[Extracts from a graphics dataset]

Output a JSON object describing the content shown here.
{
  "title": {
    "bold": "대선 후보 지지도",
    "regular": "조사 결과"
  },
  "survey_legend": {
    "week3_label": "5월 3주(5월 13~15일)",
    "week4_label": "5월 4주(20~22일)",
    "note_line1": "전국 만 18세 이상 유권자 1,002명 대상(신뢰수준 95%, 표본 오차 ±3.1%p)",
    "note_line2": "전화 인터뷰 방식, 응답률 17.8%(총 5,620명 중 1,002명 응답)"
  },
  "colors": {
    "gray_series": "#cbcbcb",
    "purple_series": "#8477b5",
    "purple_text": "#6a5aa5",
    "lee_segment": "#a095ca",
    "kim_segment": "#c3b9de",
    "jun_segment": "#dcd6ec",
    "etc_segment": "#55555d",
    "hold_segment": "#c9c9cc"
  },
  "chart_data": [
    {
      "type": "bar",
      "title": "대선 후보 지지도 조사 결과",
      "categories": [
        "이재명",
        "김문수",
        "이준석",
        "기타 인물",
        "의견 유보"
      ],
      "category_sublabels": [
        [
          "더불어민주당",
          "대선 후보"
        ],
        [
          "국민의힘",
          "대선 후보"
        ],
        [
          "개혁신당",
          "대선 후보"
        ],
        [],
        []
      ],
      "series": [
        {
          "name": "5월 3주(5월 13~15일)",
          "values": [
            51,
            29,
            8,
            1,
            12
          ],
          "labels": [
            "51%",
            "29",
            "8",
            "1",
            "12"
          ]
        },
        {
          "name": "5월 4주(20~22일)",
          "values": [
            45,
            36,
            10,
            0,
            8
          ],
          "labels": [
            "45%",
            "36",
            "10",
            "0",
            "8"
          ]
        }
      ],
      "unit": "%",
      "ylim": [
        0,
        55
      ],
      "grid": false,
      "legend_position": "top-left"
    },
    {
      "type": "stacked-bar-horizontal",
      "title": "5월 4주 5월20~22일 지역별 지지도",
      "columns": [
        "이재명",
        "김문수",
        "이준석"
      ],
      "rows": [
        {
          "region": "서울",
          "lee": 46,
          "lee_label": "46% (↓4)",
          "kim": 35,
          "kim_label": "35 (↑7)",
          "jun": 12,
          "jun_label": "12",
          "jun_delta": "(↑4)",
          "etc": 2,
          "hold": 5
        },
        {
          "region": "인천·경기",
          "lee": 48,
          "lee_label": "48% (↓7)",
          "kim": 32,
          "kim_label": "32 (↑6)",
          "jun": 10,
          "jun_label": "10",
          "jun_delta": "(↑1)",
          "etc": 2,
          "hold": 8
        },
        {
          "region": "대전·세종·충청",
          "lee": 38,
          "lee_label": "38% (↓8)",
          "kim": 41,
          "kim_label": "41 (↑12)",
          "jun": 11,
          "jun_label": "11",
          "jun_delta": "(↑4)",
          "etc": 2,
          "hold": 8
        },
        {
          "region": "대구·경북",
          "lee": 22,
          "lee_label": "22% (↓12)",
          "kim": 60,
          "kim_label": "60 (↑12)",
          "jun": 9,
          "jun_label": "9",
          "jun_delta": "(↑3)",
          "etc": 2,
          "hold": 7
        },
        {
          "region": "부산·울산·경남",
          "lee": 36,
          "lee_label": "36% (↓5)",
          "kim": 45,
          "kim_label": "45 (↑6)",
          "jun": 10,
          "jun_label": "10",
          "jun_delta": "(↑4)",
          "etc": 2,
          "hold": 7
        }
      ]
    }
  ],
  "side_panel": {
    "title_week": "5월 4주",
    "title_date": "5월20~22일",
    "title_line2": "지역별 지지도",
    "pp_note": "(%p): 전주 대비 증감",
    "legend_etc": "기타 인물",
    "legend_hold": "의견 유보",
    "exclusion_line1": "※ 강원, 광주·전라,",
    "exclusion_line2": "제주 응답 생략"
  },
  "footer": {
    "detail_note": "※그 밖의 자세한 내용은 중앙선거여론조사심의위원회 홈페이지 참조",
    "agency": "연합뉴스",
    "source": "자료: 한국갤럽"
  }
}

**Directions for this task**. Print all the data exactly.

**Expected output**.
Output a JSON object describing the content shown here.
{
  "title": {
    "bold": "대선 후보 지지도",
    "regular": "조사 결과"
  },
  "survey_legend": {
    "week3_label": "5월 3주(5월 13~15일)",
    "week4_label": "5월 4주(20~22일)",
    "note_line1": "전국 만 18세 이상 유권자 1,002명 대상(신뢰수준 95%, 표본 오차 ±3.1%p)",
    "note_line2": "전화 인터뷰 방식, 응답률 17.8%(총 5,620명 중 1,002명 응답)"
  },
  "colors": {
    "gray_series": "#cbcbcb",
    "purple_series": "#8477b5",
    "purple_text": "#6a5aa5",
    "lee_segment": "#a095ca",
    "kim_segment": "#c3b9de",
    "jun_segment": "#dcd6ec",
    "etc_segment": "#55555d",
    "hold_segment": "#c9c9cc"
  },
  "chart_data": [
    {
      "type": "bar",
      "title": "대선 후보 지지도 조사 결과",
      "categories": [
        "이재명",
        "김문수",
        "이준석",
        "기타 인물",
        "의견 유보"
      ],
      "category_sublabels": [
        [
          "더불어민주당",
          "대선 후보"
        ],
        [
          "국민의힘",
          "대선 후보"
        ],
        [
          "개혁신당",
          "대선 후보"
        ],
        [],
        []
      ],
      "series": [
        {
          "name": "5월 3주(5월 13~15일)",
          "values": [
            51,
            29,
            8,
            1,
            12
          ],
          "labels": [
            "51%",
            "29",
            "8",
            "1",
            "12"
          ]
        },
        {
          "name": "5월 4주(20~22일)",
          "values": [
            45,
            36,
            10,
            0,
            8
          ],
          "labels": [
            "45%",
            "36",
            "10",
            "0",
            "8"
          ]
        }
      ],
      "unit": "%",
      "ylim": [
        0,
        55
      ],
      "grid": false,
      "legend_position": "top-left"
    },
    {
      "type": "stacked-bar-horizontal",
      "title": "5월 4주 5월20~22일 지역별 지지도",
      "columns": [
        "이재명",
        "김문수",
        "이준석"
      ],
      "rows": [
        {
          "region": "서울",
          "lee": 46,
          "lee_label": "46% (↓4)",
          "kim": 35,
          "kim_label": "35 (↑7)",
          "jun": 12,
          "jun_label": "12",
          "jun_delta": "(↑4)",
          "etc": 2,
          "hold": 5
        },
        {
          "region": "인천·경기",
          "lee": 48,
          "lee_label": "48% (↓7)",
          "kim": 32,
          "kim_label": "32 (↑6)",
          "jun": 10,
          "jun_label": "10",
          "jun_delta": "(↑1)",
          "etc": 2,
          "hold": 8
        },
        {
          "region": "대전·세종·충청",
          "lee": 38,
          "lee_label": "38% (↓8)",
          "kim": 41,
          "kim_label": "41 (↑12)",
          "jun": 11,
          "jun_label": "11",
          "jun_delta": "(↑4)",
          "etc": 2,
          "hold": 8
        },
        {
          "region": "대구·경북",
          "lee": 22,
          "lee_label": "22% (↓12)",
          "kim": 60,
          "kim_label": "60 (↑12)",
          "jun": 9,
          "jun_label": "9",
          "jun_delta": "(↑3)",
          "etc": 2,
          "hold": 7
        },
        {
          "region": "부산·울산·경남",
          "lee": 36,
          "lee_label": "36% (↓5)",
          "kim": 45,
          "kim_label": "45 (↑6)",
          "jun": 10,
          "jun_label": "10",
          "jun_delta": "(↑4)",
          "etc": 2,
          "hold": 7
        }
      ]
    }
  ],
  "side_panel": {
    "title_week": "5월 4주",
    "title_date": "5월20~22일",
    "title_line2": "지역별 지지도",
    "pp_note": "(%p): 전주 대비 증감",
    "legend_etc": "기타 인물",
    "legend_hold": "의견 유보",
    "exclusion_line1": "※ 강원, 광주·전라,",
    "exclusion_line2": "제주 응답 생략"
  },
  "footer": {
    "detail_note": "※그 밖의 자세한 내용은 중앙선거여론조사심의위원회 홈페이지 참조",
    "agency": "연합뉴스",
    "source": "자료: 한국갤럽"
  }
}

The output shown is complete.